-- Directive --
List all lines of the data that include the string "JSON".

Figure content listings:
━━━━━━━━━━━━━━━━
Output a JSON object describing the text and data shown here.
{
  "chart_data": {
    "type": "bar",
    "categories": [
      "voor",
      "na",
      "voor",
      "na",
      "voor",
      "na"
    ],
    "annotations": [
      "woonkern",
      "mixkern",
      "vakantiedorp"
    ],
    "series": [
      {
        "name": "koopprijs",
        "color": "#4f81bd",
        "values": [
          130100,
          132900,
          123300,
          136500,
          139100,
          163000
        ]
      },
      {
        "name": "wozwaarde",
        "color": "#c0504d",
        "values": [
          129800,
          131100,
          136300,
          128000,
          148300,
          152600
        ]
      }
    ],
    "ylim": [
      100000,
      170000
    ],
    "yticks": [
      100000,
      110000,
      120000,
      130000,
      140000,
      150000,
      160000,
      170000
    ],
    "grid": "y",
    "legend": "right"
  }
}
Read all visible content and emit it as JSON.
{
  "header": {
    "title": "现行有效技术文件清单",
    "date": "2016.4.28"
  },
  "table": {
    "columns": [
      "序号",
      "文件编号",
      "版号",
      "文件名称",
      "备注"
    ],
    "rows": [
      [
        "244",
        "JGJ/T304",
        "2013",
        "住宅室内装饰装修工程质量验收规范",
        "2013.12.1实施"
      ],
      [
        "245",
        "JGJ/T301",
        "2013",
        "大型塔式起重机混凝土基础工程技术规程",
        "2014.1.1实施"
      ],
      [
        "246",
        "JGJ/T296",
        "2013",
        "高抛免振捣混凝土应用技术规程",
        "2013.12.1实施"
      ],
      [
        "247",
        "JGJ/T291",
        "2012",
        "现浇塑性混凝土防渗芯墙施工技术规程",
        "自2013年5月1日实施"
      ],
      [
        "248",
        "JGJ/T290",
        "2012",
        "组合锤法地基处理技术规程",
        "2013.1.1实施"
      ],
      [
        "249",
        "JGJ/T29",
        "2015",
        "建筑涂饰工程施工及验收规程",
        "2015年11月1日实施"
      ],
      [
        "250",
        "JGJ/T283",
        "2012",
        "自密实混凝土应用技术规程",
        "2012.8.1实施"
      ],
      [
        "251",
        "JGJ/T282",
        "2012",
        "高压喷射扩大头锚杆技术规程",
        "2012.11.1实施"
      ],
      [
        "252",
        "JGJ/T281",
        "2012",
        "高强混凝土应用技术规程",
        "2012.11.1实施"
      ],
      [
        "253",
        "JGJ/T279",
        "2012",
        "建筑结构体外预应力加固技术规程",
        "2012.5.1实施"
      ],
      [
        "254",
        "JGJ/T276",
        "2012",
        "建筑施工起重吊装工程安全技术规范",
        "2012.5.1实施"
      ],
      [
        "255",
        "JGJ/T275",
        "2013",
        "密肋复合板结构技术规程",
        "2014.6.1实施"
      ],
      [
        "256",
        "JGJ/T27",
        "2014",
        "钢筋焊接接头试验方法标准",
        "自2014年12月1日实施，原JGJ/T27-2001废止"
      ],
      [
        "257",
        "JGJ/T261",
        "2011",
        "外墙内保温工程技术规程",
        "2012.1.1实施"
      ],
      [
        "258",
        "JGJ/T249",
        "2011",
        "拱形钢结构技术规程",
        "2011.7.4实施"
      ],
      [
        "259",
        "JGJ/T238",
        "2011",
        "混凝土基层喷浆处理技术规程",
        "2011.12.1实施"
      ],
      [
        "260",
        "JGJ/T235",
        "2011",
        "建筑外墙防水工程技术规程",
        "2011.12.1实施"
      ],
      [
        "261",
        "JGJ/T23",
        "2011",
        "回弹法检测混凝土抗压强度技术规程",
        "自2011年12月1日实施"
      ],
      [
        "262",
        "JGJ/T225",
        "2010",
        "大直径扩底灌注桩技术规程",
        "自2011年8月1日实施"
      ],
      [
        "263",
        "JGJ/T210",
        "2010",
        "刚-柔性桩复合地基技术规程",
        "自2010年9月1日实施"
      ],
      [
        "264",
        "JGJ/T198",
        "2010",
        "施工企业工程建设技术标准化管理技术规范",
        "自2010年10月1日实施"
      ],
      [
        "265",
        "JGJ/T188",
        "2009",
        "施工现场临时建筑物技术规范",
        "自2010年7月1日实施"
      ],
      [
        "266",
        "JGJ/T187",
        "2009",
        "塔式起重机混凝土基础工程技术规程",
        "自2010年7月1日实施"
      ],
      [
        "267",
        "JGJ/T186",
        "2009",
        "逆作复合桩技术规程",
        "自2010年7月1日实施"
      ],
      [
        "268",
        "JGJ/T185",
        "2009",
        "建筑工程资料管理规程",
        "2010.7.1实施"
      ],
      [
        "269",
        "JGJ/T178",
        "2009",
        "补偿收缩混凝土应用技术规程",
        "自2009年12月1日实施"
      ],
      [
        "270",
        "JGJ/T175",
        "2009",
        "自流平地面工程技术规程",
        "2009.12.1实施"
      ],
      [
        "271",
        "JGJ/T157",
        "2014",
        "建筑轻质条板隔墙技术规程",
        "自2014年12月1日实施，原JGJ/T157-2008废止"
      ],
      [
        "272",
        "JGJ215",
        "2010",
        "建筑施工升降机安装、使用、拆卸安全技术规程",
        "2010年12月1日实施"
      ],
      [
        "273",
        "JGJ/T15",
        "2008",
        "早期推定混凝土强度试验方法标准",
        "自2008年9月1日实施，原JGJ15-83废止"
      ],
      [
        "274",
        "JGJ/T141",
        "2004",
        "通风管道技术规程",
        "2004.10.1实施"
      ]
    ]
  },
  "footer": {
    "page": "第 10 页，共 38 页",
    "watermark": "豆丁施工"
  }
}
━━━━━━━━━━━━━━━━
-- Written answer --
Output a JSON object describing the text and data shown here.
Read all visible content and emit it as JSON.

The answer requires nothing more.